▶ [REQUIRED WORK]: Nothing but the line with "Give me the" and the lines after it, through the end of the records below, is to be repeated, exactly as it is.

▶ [MATERIAL FOR THIS TASK]:
##############################

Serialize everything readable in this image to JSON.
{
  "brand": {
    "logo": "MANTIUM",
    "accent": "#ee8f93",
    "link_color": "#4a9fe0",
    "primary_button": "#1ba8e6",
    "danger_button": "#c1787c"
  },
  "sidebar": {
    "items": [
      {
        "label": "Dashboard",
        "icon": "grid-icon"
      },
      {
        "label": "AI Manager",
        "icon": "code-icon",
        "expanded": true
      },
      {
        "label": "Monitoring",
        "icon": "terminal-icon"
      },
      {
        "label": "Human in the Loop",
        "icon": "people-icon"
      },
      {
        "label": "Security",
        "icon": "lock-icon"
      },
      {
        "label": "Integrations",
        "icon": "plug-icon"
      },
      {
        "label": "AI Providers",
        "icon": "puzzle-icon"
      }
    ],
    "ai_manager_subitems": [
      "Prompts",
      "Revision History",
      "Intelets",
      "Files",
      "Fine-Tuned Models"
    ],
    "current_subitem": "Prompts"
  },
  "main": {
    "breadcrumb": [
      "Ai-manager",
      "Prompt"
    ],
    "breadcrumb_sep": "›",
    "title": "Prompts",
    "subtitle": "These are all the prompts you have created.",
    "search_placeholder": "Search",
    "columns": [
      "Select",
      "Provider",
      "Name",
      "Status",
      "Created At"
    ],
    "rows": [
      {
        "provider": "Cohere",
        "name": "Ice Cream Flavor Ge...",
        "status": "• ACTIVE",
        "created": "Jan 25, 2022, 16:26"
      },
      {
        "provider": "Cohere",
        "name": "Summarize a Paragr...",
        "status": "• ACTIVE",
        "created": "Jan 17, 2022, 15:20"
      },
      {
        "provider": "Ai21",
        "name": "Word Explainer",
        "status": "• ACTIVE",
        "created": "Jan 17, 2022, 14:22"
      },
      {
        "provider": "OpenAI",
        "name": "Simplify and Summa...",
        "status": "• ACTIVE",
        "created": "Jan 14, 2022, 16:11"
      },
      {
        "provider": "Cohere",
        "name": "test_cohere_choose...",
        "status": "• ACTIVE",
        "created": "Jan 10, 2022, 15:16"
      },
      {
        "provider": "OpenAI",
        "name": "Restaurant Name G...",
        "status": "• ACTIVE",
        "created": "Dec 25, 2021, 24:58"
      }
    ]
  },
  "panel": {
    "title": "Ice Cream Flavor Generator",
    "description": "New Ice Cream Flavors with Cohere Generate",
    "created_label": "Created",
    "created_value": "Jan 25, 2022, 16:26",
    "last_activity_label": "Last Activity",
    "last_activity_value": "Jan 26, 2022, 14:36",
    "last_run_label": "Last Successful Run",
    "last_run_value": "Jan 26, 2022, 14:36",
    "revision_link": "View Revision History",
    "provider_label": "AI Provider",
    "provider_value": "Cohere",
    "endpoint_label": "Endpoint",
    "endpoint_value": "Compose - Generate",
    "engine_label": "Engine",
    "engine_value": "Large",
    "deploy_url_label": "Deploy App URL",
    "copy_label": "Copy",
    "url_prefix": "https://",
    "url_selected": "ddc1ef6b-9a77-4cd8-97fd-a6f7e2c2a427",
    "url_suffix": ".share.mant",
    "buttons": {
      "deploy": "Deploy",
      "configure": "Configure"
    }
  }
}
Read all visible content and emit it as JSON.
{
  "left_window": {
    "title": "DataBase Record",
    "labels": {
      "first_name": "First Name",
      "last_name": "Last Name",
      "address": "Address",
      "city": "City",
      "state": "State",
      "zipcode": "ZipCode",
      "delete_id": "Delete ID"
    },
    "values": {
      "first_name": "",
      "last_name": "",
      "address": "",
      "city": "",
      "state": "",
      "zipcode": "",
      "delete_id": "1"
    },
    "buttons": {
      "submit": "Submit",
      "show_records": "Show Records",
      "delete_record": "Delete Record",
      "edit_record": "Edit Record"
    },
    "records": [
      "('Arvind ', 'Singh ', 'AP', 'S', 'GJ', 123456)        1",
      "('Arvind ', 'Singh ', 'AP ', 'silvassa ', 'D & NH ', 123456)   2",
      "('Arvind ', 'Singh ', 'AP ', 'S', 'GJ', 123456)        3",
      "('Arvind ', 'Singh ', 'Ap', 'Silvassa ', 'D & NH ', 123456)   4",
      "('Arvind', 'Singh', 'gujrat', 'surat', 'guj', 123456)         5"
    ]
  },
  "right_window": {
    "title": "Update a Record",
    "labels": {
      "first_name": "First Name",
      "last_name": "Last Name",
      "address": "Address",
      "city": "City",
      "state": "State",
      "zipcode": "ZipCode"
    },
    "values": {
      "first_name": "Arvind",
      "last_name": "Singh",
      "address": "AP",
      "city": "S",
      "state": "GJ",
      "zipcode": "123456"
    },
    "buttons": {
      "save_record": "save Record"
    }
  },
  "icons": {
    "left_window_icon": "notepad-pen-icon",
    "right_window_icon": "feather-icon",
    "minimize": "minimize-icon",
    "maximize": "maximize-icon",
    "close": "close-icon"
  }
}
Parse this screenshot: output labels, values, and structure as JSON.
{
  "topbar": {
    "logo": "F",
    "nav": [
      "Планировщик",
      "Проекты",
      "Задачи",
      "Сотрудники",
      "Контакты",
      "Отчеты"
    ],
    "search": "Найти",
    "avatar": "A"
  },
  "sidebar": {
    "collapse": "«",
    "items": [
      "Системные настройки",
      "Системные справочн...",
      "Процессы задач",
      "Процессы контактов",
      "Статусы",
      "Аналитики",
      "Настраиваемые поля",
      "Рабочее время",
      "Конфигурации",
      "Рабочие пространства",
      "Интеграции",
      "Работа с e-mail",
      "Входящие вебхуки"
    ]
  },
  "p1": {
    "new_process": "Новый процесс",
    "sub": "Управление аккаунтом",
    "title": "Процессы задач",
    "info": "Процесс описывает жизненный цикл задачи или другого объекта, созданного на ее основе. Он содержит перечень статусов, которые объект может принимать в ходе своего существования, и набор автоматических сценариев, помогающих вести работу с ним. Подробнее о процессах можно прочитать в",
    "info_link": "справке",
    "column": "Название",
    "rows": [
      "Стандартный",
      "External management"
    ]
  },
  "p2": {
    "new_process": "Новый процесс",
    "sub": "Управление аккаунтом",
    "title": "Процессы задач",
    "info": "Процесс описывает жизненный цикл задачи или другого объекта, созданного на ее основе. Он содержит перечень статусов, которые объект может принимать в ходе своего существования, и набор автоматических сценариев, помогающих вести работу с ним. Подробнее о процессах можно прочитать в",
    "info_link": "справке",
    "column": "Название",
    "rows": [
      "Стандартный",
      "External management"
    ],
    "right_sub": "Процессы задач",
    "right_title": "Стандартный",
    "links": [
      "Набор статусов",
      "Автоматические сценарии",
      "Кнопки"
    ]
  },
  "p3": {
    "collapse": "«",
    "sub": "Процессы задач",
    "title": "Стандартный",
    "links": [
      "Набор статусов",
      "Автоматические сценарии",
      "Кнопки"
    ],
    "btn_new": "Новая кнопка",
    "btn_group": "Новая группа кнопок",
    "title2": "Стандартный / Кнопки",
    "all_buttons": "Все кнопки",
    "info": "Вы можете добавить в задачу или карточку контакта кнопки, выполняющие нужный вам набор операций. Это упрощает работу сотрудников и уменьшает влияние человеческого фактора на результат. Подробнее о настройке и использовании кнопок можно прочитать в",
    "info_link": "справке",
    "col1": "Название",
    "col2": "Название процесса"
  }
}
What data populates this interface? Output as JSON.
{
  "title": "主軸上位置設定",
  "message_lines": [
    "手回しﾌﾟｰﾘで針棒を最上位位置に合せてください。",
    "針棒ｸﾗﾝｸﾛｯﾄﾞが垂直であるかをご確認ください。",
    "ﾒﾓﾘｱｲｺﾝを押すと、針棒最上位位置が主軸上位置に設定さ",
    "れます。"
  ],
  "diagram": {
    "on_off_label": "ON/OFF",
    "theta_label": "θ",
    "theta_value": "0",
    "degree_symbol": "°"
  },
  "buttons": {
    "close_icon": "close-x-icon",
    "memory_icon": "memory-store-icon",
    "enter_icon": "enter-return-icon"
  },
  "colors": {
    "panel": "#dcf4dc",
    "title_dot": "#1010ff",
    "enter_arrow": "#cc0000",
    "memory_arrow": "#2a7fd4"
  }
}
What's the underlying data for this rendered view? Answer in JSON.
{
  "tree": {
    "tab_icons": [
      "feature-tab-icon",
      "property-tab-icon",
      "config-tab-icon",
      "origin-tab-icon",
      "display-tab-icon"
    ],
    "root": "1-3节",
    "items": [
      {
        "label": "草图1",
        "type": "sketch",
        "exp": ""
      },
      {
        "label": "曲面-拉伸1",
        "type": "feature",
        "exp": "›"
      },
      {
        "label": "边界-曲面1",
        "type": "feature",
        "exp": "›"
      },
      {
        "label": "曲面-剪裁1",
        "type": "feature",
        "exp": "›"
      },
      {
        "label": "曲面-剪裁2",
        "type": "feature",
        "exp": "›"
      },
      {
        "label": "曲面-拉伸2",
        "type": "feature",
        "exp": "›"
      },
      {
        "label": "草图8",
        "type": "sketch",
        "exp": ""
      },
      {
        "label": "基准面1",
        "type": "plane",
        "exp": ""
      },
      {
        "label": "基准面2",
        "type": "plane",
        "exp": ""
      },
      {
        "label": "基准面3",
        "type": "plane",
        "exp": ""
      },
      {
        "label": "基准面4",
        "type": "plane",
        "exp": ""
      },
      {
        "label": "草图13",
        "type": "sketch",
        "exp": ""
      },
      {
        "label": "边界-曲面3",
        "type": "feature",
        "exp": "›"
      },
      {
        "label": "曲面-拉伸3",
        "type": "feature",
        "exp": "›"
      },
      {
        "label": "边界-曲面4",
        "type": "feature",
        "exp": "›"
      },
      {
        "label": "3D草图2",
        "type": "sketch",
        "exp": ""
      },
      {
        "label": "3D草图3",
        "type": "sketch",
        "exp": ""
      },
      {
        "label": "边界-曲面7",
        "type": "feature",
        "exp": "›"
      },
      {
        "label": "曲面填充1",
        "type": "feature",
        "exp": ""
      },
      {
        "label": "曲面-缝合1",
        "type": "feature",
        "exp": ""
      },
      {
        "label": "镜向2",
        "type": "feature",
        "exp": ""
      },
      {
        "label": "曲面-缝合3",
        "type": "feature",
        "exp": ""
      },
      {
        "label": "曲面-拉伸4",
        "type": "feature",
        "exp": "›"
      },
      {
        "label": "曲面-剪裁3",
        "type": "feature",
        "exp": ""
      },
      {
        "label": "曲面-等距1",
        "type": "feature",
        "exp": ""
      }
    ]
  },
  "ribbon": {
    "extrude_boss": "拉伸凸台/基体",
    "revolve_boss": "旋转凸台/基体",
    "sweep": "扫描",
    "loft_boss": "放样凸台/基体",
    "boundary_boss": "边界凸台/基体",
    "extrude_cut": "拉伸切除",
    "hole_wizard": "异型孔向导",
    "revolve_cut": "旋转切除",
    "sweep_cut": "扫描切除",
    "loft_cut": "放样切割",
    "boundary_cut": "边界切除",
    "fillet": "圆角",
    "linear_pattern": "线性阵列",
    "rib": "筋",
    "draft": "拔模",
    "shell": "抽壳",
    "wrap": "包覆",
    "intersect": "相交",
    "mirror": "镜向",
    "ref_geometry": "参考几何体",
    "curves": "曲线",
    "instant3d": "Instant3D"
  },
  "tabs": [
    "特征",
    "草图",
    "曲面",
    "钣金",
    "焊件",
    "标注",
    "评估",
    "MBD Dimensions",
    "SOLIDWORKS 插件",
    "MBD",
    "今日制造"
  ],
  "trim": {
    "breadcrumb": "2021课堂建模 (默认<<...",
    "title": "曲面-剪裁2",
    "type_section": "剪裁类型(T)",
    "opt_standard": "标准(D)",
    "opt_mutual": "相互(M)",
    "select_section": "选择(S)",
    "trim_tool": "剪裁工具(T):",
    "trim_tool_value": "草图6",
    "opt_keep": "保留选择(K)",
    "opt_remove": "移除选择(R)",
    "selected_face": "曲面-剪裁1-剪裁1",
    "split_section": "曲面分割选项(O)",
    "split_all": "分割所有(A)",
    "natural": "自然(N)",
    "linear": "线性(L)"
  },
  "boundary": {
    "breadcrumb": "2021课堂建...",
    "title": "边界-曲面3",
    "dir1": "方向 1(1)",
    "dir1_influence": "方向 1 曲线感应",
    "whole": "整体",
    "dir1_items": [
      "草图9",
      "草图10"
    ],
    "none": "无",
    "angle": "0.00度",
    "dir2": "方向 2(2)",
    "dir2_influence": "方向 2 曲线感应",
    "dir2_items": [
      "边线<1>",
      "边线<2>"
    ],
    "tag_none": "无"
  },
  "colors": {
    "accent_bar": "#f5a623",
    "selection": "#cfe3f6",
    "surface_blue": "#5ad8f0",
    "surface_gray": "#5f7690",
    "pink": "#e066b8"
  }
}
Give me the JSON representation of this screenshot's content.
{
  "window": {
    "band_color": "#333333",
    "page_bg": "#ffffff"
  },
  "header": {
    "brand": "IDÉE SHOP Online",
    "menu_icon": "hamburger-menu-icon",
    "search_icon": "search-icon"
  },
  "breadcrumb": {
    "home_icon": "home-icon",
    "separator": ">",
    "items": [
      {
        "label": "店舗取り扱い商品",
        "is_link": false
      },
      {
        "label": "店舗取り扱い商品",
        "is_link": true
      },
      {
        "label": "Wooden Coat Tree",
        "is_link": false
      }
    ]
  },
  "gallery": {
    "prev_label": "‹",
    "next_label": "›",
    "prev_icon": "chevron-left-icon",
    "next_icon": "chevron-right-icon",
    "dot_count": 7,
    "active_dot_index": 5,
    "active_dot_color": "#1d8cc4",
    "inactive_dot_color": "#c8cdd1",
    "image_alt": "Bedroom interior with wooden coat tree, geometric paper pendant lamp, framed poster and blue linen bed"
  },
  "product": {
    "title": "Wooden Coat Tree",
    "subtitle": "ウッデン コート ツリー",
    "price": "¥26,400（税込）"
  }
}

##############################

▶ [RESULT OF THIS TASK]:
Give me the JSON representation of this screenshot's content.
{
  "window": {
    "band_color": "#333333",
    "page_bg": "#ffffff"
  },
  "header": {
    "brand": "IDÉE SHOP Online",
    "menu_icon": "hamburger-menu-icon",
    "search_icon": "search-icon"
  },
  "breadcrumb": {
    "home_icon": "home-icon",
    "separator": ">",
    "items": [
      {
        "label": "店舗取り扱い商品",
        "is_link": false
      },
      {
        "label": "店舗取り扱い商品",
        "is_link": true
      },
      {
        "label": "Wooden Coat Tree",
        "is_link": false
      }
    ]
  },
  "gallery": {
    "prev_label": "‹",
    "next_label": "›",
    "prev_icon": "chevron-left-icon",
    "next_icon": "chevron-right-icon",
    "dot_count": 7,
    "active_dot_index": 5,
    "active_dot_color": "#1d8cc4",
    "inactive_dot_color": "#c8cdd1",
    "image_alt": "Bedroom interior with wooden coat tree, geometric paper pendant lamp, framed poster and blue linen bed"
  },
  "product": {
    "title": "Wooden Coat Tree",
    "subtitle": "ウッデン コート ツリー",
    "price": "¥26,400（税込）"
  }
}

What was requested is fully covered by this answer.